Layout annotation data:

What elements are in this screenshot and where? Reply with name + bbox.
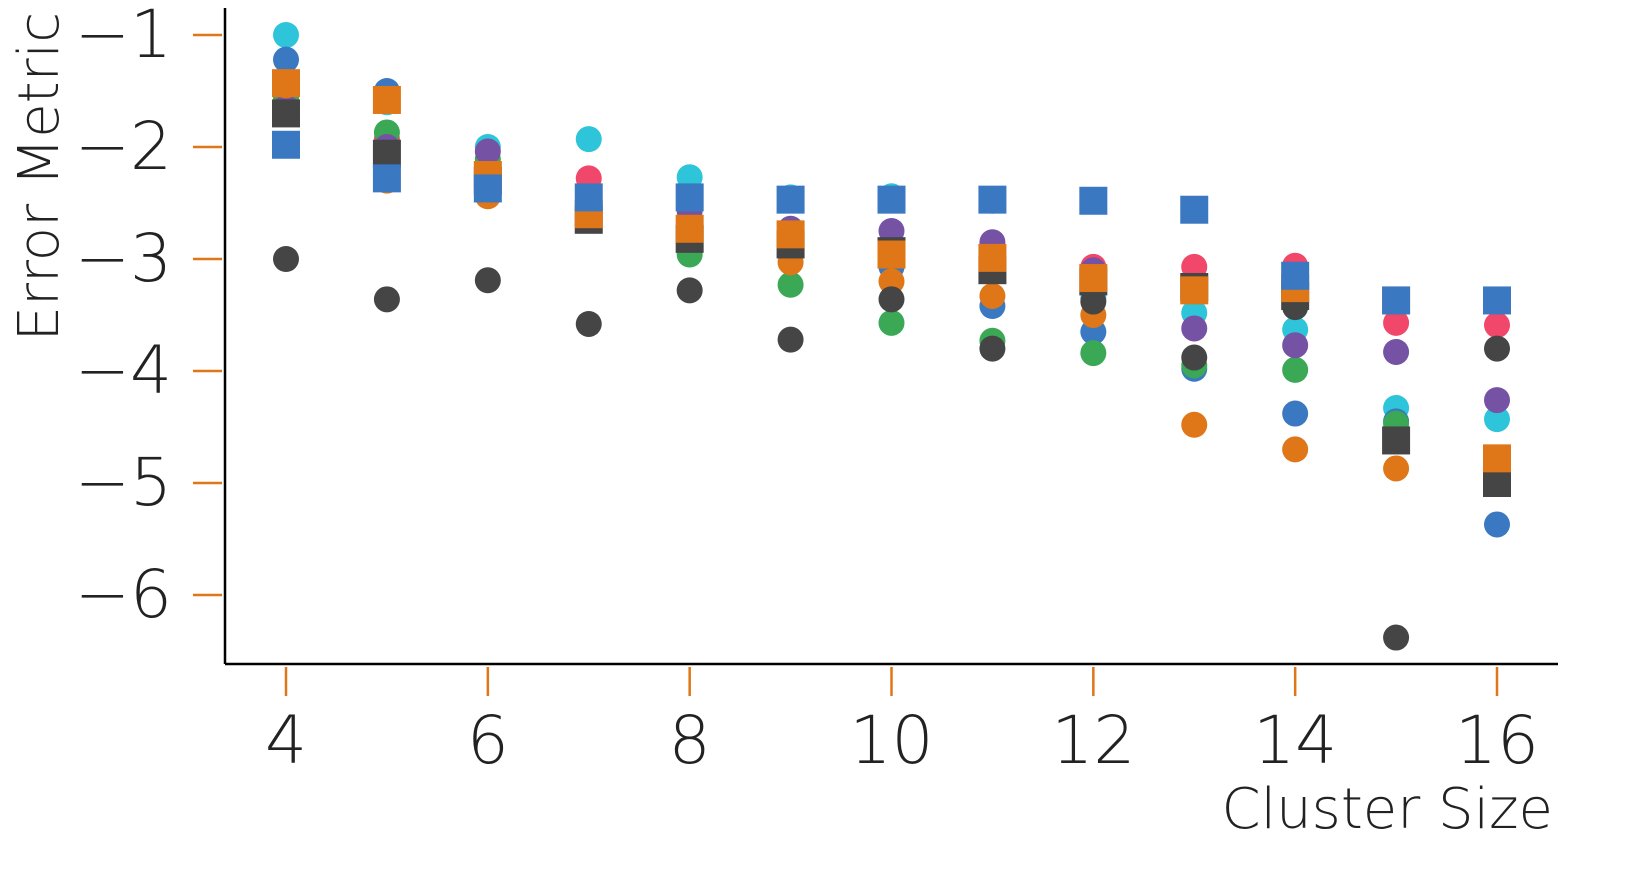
square-point — [272, 99, 300, 128]
square-point — [978, 185, 1007, 214]
circle-point — [1484, 387, 1510, 414]
square-point — [272, 130, 300, 159]
axes — [223, 8, 1558, 666]
circle-point — [474, 267, 501, 294]
square-point — [675, 214, 704, 243]
circle-point — [777, 326, 804, 353]
x-tick-label: 4 — [265, 702, 307, 779]
square-point — [1079, 264, 1108, 293]
circle-point — [1383, 624, 1410, 651]
circle-point — [373, 286, 400, 313]
square-point — [1483, 286, 1511, 315]
x-tick-label: 14 — [1253, 702, 1337, 779]
x-tick-label: 12 — [1051, 702, 1135, 779]
square-point — [877, 240, 906, 269]
square-point — [776, 220, 805, 249]
circle-point — [1484, 312, 1510, 339]
y-axis-title: Error Metric — [7, 12, 72, 341]
square-point — [473, 174, 502, 203]
series-9 — [272, 130, 1511, 315]
y-tick-label: −3 — [75, 220, 172, 297]
circle-point — [1484, 511, 1510, 538]
square-point — [272, 69, 300, 98]
circle-point — [1383, 338, 1410, 365]
y-tick-label: −5 — [75, 444, 172, 521]
square-point — [1079, 186, 1108, 215]
circle-point — [878, 309, 905, 336]
circle-point — [1383, 455, 1410, 482]
circle-point — [1181, 344, 1208, 371]
circle-point — [474, 138, 501, 165]
square-point — [978, 243, 1007, 272]
circle-point — [1282, 332, 1309, 359]
square-point — [1483, 444, 1511, 473]
circle-point — [1484, 406, 1510, 433]
circle-point — [1181, 315, 1208, 342]
square-point — [1382, 426, 1411, 455]
square-point — [574, 183, 603, 212]
x-tick-label: 10 — [850, 702, 934, 779]
x-tick-label: 6 — [467, 702, 509, 779]
square-point — [675, 183, 704, 212]
square-point — [1483, 469, 1511, 497]
series-6 — [273, 246, 1510, 651]
square-point — [372, 139, 401, 168]
square-point — [1382, 286, 1411, 315]
circle-point — [979, 335, 1006, 362]
circle-point — [273, 46, 299, 73]
y-tick-label: −6 — [75, 556, 172, 633]
x-ticks: 4 6 8 10 12 14 16 — [265, 667, 1539, 779]
circle-point — [273, 246, 299, 272]
x-tick-label: 16 — [1455, 702, 1539, 779]
circle-point — [1080, 340, 1107, 367]
square-point — [1180, 276, 1209, 305]
circle-point — [1484, 335, 1510, 362]
square-point — [1281, 261, 1310, 290]
y-ticks: −1 −2 −3 −4 −5 −6 — [75, 0, 222, 633]
circle-point — [1383, 309, 1410, 336]
square-point — [372, 164, 401, 193]
square-point — [877, 185, 906, 214]
circle-point — [979, 282, 1006, 309]
circle-point — [1282, 436, 1309, 463]
y-tick-label: −2 — [75, 108, 172, 185]
circle-point — [676, 277, 703, 304]
circle-point — [1282, 356, 1309, 383]
circle-point — [878, 268, 905, 295]
square-point — [1180, 195, 1209, 224]
circle-point — [575, 310, 602, 337]
series-5 — [273, 72, 1510, 482]
y-tick-label: −4 — [75, 332, 172, 409]
circle-point — [575, 126, 602, 153]
y-tick-label: −1 — [75, 0, 172, 73]
circle-point — [777, 271, 804, 298]
square-point — [372, 85, 401, 114]
circle-point — [1181, 411, 1208, 438]
data-points — [272, 22, 1511, 651]
square-point — [776, 185, 805, 214]
circle-point — [878, 286, 905, 313]
circle-point — [1282, 400, 1309, 427]
x-axis-title: Cluster Size — [1221, 777, 1553, 842]
x-tick-label: 8 — [669, 702, 711, 779]
circle-point — [273, 22, 299, 48]
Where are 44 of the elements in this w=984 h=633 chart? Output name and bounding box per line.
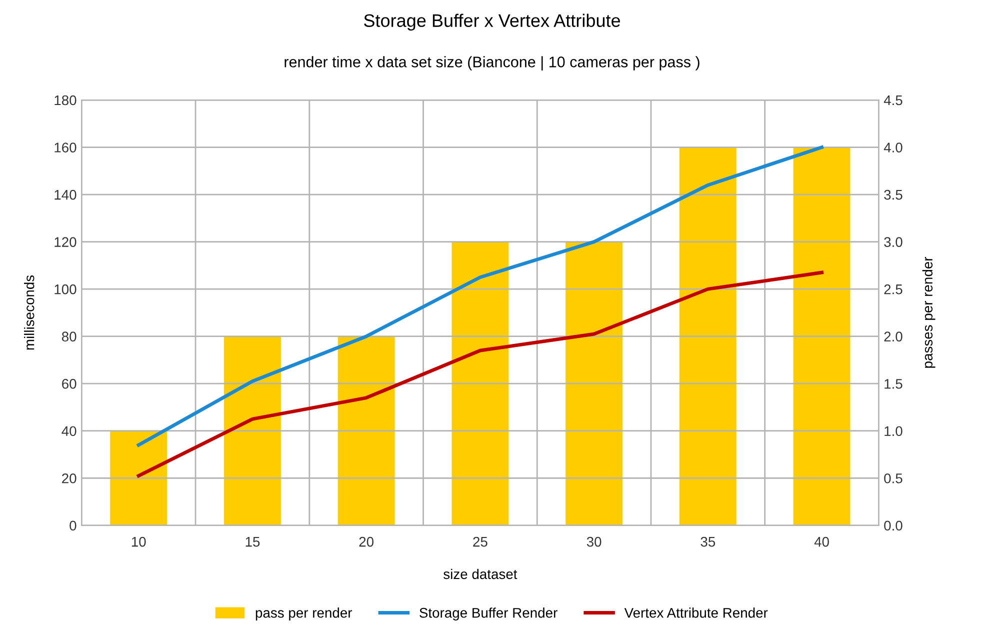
x-tick-label: 30 <box>586 536 602 547</box>
bar <box>679 147 736 526</box>
y2-tick-label: 4.0 <box>884 142 902 152</box>
bar <box>793 147 850 526</box>
y2-axis-title: passes per render <box>922 256 936 368</box>
y-tick-label: 0 <box>70 520 76 531</box>
legend-label: Vertex Attribute Render <box>624 608 768 618</box>
y-tick-label: 140 <box>54 190 76 200</box>
legend-label: pass per render <box>256 608 352 620</box>
x-tick-label: 15 <box>246 537 260 547</box>
y-tick-label: 40 <box>62 426 76 436</box>
x-tick-label: 20 <box>359 536 374 547</box>
y2-tick-label: 3.0 <box>884 237 902 247</box>
y2-tick-label: 2.0 <box>884 332 902 342</box>
y2-tick-label: 3.5 <box>884 190 902 200</box>
bar <box>566 242 623 526</box>
chart-subtitle: render time x data set size (Biancone | 10 cameras per pass ) <box>284 56 700 70</box>
x-axis-title: size dataset <box>444 568 518 580</box>
legend-label: Storage Buffer Render <box>420 608 558 620</box>
bar <box>224 336 281 526</box>
y2-tick-label: 0.0 <box>884 520 902 531</box>
y2-tick-label: 2.5 <box>884 284 902 294</box>
x-tick-label: 10 <box>132 536 146 547</box>
line-series <box>136 146 824 447</box>
bar <box>338 336 395 526</box>
x-tick-label: 25 <box>473 536 488 547</box>
y-tick-label: 180 <box>54 95 76 106</box>
bar <box>452 242 509 526</box>
chart-title: Storage Buffer x Vertex Attribute <box>364 14 620 31</box>
y-tick-label: 20 <box>62 473 76 484</box>
y2-tick-label: 4.5 <box>884 95 902 106</box>
x-tick-label: 35 <box>700 536 716 547</box>
y-tick-label: 60 <box>62 378 76 389</box>
x-tick-label: 40 <box>814 536 829 547</box>
y-tick-label: 160 <box>54 142 76 152</box>
bar <box>110 430 168 526</box>
y-tick-label: 80 <box>62 332 76 342</box>
y2-tick-label: 1.5 <box>884 379 902 389</box>
y-tick-label: 120 <box>54 237 76 247</box>
line-series <box>136 270 824 478</box>
y-tick-label: 100 <box>54 284 76 294</box>
y2-tick-label: 0.5 <box>884 473 902 484</box>
y2-tick-label: 1.0 <box>884 426 902 436</box>
y-axis-title: milliseconds <box>24 275 34 350</box>
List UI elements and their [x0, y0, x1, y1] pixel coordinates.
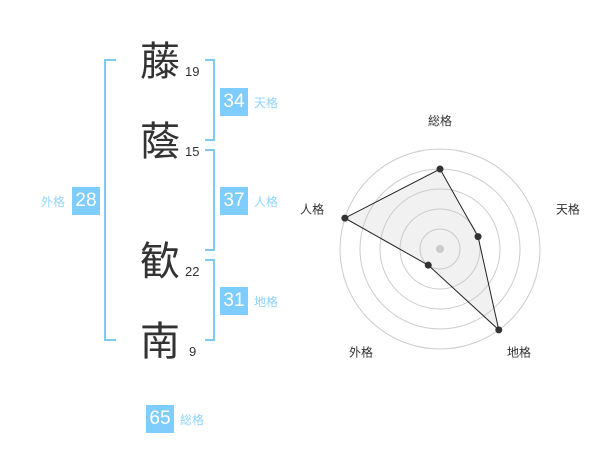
- chikaku-bracket: [205, 259, 215, 341]
- gaikaku-value: 28: [72, 187, 100, 215]
- name-char-3: 歓: [140, 239, 180, 285]
- stroke-count-2: 15: [185, 144, 200, 159]
- radar-ring: [379, 188, 501, 310]
- radar-point: [341, 214, 349, 222]
- radar-area: [343, 168, 500, 332]
- radar-axis-label: 地格: [507, 345, 531, 360]
- soukaku-label: 総格: [180, 413, 205, 427]
- radar-point: [495, 326, 503, 334]
- gaikaku-bracket: [104, 59, 116, 341]
- jinkaku-value: 37: [220, 187, 248, 215]
- stroke-count-4: 9: [189, 344, 197, 359]
- chikaku-label: 地格: [254, 295, 279, 309]
- name-char-2: 蔭: [140, 119, 180, 165]
- jinkaku-label: 人格: [254, 195, 279, 209]
- name-char-1: 藤: [140, 39, 180, 85]
- stroke-count-3: 22: [185, 264, 200, 279]
- radar-ring: [419, 228, 461, 270]
- tenkaku-value: 34: [220, 88, 248, 116]
- radar-ring: [339, 148, 541, 350]
- radar-point: [474, 233, 482, 241]
- chikaku-value: 31: [220, 287, 248, 315]
- stroke-count-1: 19: [185, 64, 200, 79]
- radar-axis-label: 天格: [556, 201, 580, 216]
- radar-point: [424, 261, 432, 269]
- soukaku-value: 65: [146, 405, 174, 433]
- jinkaku-bracket: [205, 149, 215, 251]
- name-char-4: 南: [140, 319, 180, 365]
- gaikaku-label: 外格: [41, 195, 66, 209]
- tenkaku-bracket: [205, 59, 215, 141]
- radar-axis-label: 外格: [349, 345, 373, 360]
- radar-center: [436, 245, 444, 253]
- tenkaku-label: 天格: [254, 96, 279, 110]
- radar-point: [436, 165, 444, 173]
- radar-axis-label: 人格: [300, 201, 324, 216]
- radar-axis-label: 総格: [428, 113, 452, 128]
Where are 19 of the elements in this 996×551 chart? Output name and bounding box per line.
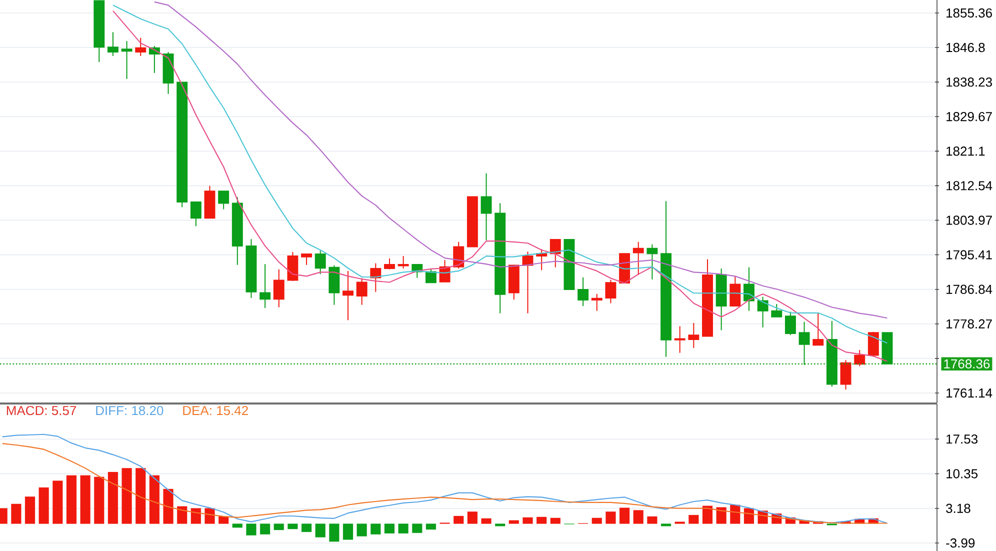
y-tick-label: 10.35 [946, 469, 978, 478]
y-tick-label: 1812.54 [946, 181, 992, 190]
text: DEA: 15.42 [183, 406, 248, 416]
y-tick-label: 1795.41 [946, 250, 992, 260]
y-tick-label: 1778.27 [946, 319, 992, 329]
y-tick-label: -3.99 [946, 538, 975, 548]
y-tick-label: 1761.14 [946, 388, 992, 398]
y-tick-label: 1855.36 [946, 8, 992, 18]
y-tick-label: 1803.97 [946, 216, 992, 225]
y-tick-label: 3.18 [946, 504, 970, 513]
ref-line-label: 1768.36 [944, 359, 990, 368]
text: DIFF: 18.20 [96, 406, 164, 416]
y-tick-label: 1829.67 [946, 112, 992, 122]
y-tick-label: 1846.8 [946, 42, 985, 52]
y-tick-label: 1821.1 [946, 146, 985, 156]
y-tick-label: 1786.84 [946, 284, 992, 294]
y-tick-label: 1838.23 [946, 77, 992, 87]
y-tick-label: 17.53 [946, 434, 978, 444]
text: MACD: 5.57 [6, 406, 76, 416]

WRITTEN TASK
Rewrite the listing lines from the one with "y-tick-label: 10.35 [946, 469, 978, 478]" through the one with "y-tick-label: 1803.97 [946, 216, 992, 225]", changing "DEA" to "EMA" and leaving all else the same. Return only those lines.

WRITTEN ANSWER
y-tick-label: 10.35 [946, 469, 978, 478]
y-tick-label: 1812.54 [946, 181, 992, 190]
text: EMA: 15.42 [183, 406, 248, 416]
y-tick-label: 1795.41 [946, 250, 992, 260]
y-tick-label: 1778.27 [946, 319, 992, 329]
y-tick-label: -3.99 [946, 538, 975, 548]
y-tick-label: 1761.14 [946, 388, 992, 398]
y-tick-label: 1855.36 [946, 8, 992, 18]
y-tick-label: 1803.97 [946, 216, 992, 225]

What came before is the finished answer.